Material supplied
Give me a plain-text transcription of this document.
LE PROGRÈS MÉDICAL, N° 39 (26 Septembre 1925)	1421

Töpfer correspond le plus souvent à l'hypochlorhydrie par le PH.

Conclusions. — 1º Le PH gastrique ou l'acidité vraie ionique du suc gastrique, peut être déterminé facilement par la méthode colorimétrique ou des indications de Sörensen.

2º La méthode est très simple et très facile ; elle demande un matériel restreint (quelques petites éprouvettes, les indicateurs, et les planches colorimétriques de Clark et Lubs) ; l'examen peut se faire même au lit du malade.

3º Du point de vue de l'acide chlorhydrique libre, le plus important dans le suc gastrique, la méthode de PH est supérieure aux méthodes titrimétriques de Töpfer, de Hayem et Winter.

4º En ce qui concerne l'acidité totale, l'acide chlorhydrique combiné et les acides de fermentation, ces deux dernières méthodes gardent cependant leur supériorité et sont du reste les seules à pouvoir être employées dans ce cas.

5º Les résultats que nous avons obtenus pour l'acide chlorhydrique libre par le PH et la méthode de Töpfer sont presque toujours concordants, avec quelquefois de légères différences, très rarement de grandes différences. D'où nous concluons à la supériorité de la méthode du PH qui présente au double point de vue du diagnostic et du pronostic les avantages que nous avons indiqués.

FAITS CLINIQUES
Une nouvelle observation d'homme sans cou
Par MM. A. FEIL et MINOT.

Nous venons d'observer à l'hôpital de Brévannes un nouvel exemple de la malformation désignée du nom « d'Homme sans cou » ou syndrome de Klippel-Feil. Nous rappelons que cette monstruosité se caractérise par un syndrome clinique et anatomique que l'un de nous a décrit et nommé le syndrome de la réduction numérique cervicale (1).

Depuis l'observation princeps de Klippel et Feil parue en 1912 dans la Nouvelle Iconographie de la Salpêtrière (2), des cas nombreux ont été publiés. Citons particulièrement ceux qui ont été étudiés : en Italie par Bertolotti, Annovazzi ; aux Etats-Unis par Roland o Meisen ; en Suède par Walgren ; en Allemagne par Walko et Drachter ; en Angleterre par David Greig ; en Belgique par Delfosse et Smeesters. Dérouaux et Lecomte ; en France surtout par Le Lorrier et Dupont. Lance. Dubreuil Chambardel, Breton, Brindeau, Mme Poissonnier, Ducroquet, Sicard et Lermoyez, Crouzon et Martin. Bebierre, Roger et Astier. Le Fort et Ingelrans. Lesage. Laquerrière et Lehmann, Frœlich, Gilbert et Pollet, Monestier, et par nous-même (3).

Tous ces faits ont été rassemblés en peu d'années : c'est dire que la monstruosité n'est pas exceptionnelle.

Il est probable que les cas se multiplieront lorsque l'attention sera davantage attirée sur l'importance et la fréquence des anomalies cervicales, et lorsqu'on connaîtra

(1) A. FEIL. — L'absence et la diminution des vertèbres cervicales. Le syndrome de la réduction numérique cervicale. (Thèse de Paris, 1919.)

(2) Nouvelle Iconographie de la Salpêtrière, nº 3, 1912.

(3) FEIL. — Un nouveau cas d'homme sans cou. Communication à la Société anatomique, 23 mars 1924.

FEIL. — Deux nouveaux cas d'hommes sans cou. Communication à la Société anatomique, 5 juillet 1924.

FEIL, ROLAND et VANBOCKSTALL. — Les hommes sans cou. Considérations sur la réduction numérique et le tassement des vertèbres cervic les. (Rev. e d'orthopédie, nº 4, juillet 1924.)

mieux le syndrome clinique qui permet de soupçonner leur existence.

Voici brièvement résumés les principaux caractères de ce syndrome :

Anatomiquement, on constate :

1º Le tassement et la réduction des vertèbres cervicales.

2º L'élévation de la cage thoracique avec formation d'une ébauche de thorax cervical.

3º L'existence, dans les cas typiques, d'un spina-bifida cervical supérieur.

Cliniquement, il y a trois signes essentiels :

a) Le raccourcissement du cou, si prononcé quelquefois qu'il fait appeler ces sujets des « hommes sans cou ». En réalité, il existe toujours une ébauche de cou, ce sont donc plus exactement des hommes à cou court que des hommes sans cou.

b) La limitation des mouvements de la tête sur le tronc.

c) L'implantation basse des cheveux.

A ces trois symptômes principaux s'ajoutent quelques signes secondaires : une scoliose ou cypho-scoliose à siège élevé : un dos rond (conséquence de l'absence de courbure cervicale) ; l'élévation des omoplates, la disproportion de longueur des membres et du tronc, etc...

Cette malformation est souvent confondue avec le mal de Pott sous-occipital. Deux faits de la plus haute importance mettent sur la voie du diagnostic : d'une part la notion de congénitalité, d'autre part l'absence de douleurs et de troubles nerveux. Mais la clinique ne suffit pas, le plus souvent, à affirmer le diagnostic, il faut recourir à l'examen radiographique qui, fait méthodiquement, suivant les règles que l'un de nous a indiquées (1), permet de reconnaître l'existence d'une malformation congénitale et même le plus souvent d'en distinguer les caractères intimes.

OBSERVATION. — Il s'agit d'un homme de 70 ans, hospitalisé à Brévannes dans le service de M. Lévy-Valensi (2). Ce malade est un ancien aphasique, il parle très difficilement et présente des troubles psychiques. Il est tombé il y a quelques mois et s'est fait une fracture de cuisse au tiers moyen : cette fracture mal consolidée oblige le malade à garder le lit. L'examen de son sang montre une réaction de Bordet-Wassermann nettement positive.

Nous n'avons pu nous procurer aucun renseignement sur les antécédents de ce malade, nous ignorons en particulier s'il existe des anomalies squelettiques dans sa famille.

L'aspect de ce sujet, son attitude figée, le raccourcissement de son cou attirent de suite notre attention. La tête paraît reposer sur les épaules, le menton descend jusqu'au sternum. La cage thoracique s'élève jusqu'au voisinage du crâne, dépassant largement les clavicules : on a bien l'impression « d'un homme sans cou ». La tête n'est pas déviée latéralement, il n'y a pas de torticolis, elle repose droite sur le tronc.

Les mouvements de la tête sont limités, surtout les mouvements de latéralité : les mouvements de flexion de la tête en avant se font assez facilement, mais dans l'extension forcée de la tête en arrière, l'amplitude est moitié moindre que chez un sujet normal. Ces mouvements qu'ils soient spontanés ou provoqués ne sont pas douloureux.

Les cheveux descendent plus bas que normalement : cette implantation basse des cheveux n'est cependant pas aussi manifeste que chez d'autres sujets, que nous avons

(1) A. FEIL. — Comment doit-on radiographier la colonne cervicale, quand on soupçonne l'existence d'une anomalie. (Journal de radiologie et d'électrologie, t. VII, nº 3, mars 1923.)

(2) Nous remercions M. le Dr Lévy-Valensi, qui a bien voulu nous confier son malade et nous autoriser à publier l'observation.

Requirement
Transcribe every entry exactly, omitting nothing.

Correct result
Give me a plain-text transcription of this document.
LE PROGRÈS MÉDICAL, N° 39 (26 Septembre 1925)	1421

Töpfer correspond le plus souvent à l'hypochlorhydrie par le PH.

Conclusions. — 1º Le PH gastrique ou l'acidité vraie ionique du suc gastrique, peut être déterminé facilement par la méthode colorimétrique ou des indications de Sörensen.

2º La méthode est très simple et très facile ; elle demande un matériel restreint (quelques petites éprouvettes, les indicateurs, et les planches colorimétriques de Clark et Lubs) ; l'examen peut se faire même au lit du malade.

3º Du point de vue de l'acide chlorhydrique libre, le plus important dans le suc gastrique, la méthode de PH est supérieure aux méthodes titrimétriques de Töpfer, de Hayem et Winter.

4º En ce qui concerne l'acidité totale, l'acide chlorhydrique combiné et les acides de fermentation, ces deux dernières méthodes gardent cependant leur supériorité et sont du reste les seules à pouvoir être employées dans ce cas.

5º Les résultats que nous avons obtenus pour l'acide chlorhydrique libre par le PH et la méthode de Töpfer sont presque toujours concordants, avec quelquefois de légères différences, très rarement de grandes différences. D'où nous concluons à la supériorité de la méthode du PH qui présente au double point de vue du diagnostic et du pronostic les avantages que nous avons indiqués.

FAITS CLINIQUES
Une nouvelle observation d'homme sans cou
Par MM. A. FEIL et MINOT.

Nous venons d'observer à l'hôpital de Brévannes un nouvel exemple de la malformation désignée du nom « d'Homme sans cou » ou syndrome de Klippel-Feil. Nous rappelons que cette monstruosité se caractérise par un syndrome clinique et anatomique que l'un de nous a décrit et nommé le syndrome de la réduction numérique cervicale (1).

Depuis l'observation princeps de Klippel et Feil parue en 1912 dans la Nouvelle Iconographie de la Salpêtrière (2), des cas nombreux ont été publiés. Citons particulièrement ceux qui ont été étudiés : en Italie par Bertolotti, Annovazzi ; aux Etats-Unis par Roland o Meisen ; en Suède par Walgren ; en Allemagne par Walko et Drachter ; en Angleterre par David Greig ; en Belgique par Delfosse et Smeesters. Dérouaux et Lecomte ; en France surtout par Le Lorrier et Dupont. Lance. Dubreuil Chambardel, Breton, Brindeau, Mme Poissonnier, Ducroquet, Sicard et Lermoyez, Crouzon et Martin. Bebierre, Roger et Astier. Le Fort et Ingelrans. Lesage. Laquerrière et Lehmann, Frœlich, Gilbert et Pollet, Monestier, et par nous-même (3).

Tous ces faits ont été rassemblés en peu d'années : c'est dire que la monstruosité n'est pas exceptionnelle.

Il est probable que les cas se multiplieront lorsque l'attention sera davantage attirée sur l'importance et la fréquence des anomalies cervicales, et lorsqu'on connaîtra

(1) A. FEIL. — L'absence et la diminution des vertèbres cervicales. Le syndrome de la réduction numérique cervicale. (Thèse de Paris, 1919.)

(2) Nouvelle Iconographie de la Salpêtrière, nº 3, 1912.

(3) FEIL. — Un nouveau cas d'homme sans cou. Communication à la Société anatomique, 23 mars 1924.

FEIL. — Deux nouveaux cas d'hommes sans cou. Communication à la Société anatomique, 5 juillet 1924.

FEIL, ROLAND et VANBOCKSTALL. — Les hommes sans cou. Considérations sur la réduction numérique et le tassement des vertèbres cervic les. (Rev. e d'orthopédie, nº 4, juillet 1924.)

mieux le syndrome clinique qui permet de soupçonner leur existence.

Voici brièvement résumés les principaux caractères de ce syndrome :

Anatomiquement, on constate :

1º Le tassement et la réduction des vertèbres cervicales.

2º L'élévation de la cage thoracique avec formation d'une ébauche de thorax cervical.

3º L'existence, dans les cas typiques, d'un spina-bifida cervical supérieur.

Cliniquement, il y a trois signes essentiels :

a) Le raccourcissement du cou, si prononcé quelquefois qu'il fait appeler ces sujets des « hommes sans cou ». En réalité, il existe toujours une ébauche de cou, ce sont donc plus exactement des hommes à cou court que des hommes sans cou.

b) La limitation des mouvements de la tête sur le tronc.

c) L'implantation basse des cheveux.

A ces trois symptômes principaux s'ajoutent quelques signes secondaires : une scoliose ou cypho-scoliose à siège élevé : un dos rond (conséquence de l'absence de courbure cervicale) ; l'élévation des omoplates, la disproportion de longueur des membres et du tronc, etc...

Cette malformation est souvent confondue avec le mal de Pott sous-occipital. Deux faits de la plus haute importance mettent sur la voie du diagnostic : d'une part la notion de congénitalité, d'autre part l'absence de douleurs et de troubles nerveux. Mais la clinique ne suffit pas, le plus souvent, à affirmer le diagnostic, il faut recourir à l'examen radiographique qui, fait méthodiquement, suivant les règles que l'un de nous a indiquées (1), permet de reconnaître l'existence d'une malformation congénitale et même le plus souvent d'en distinguer les caractères intimes.

OBSERVATION. — Il s'agit d'un homme de 70 ans, hospitalisé à Brévannes dans le service de M. Lévy-Valensi (2). Ce malade est un ancien aphasique, il parle très difficilement et présente des troubles psychiques. Il est tombé il y a quelques mois et s'est fait une fracture de cuisse au tiers moyen : cette fracture mal consolidée oblige le malade à garder le lit. L'examen de son sang montre une réaction de Bordet-Wassermann nettement positive.

Nous n'avons pu nous procurer aucun renseignement sur les antécédents de ce malade, nous ignorons en particulier s'il existe des anomalies squelettiques dans sa famille.

L'aspect de ce sujet, son attitude figée, le raccourcissement de son cou attirent de suite notre attention. La tête paraît reposer sur les épaules, le menton descend jusqu'au sternum. La cage thoracique s'élève jusqu'au voisinage du crâne, dépassant largement les clavicules : on a bien l'impression « d'un homme sans cou ». La tête n'est pas déviée latéralement, il n'y a pas de torticolis, elle repose droite sur le tronc.

Les mouvements de la tête sont limités, surtout les mouvements de latéralité : les mouvements de flexion de la tête en avant se font assez facilement, mais dans l'extension forcée de la tête en arrière, l'amplitude est moitié moindre que chez un sujet normal. Ces mouvements qu'ils soient spontanés ou provoqués ne sont pas douloureux.

Les cheveux descendent plus bas que normalement : cette implantation basse des cheveux n'est cependant pas aussi manifeste que chez d'autres sujets, que nous avons

(1) A. FEIL. — Comment doit-on radiographier la colonne cervicale, quand on soupçonne l'existence d'une anomalie. (Journal de radiologie et d'électrologie, t. VII, nº 3, mars 1923.)

(2) Nous remercions M. le Dr Lévy-Valensi, qui a bien voulu nous confier son malade et nous autoriser à publier l'observation.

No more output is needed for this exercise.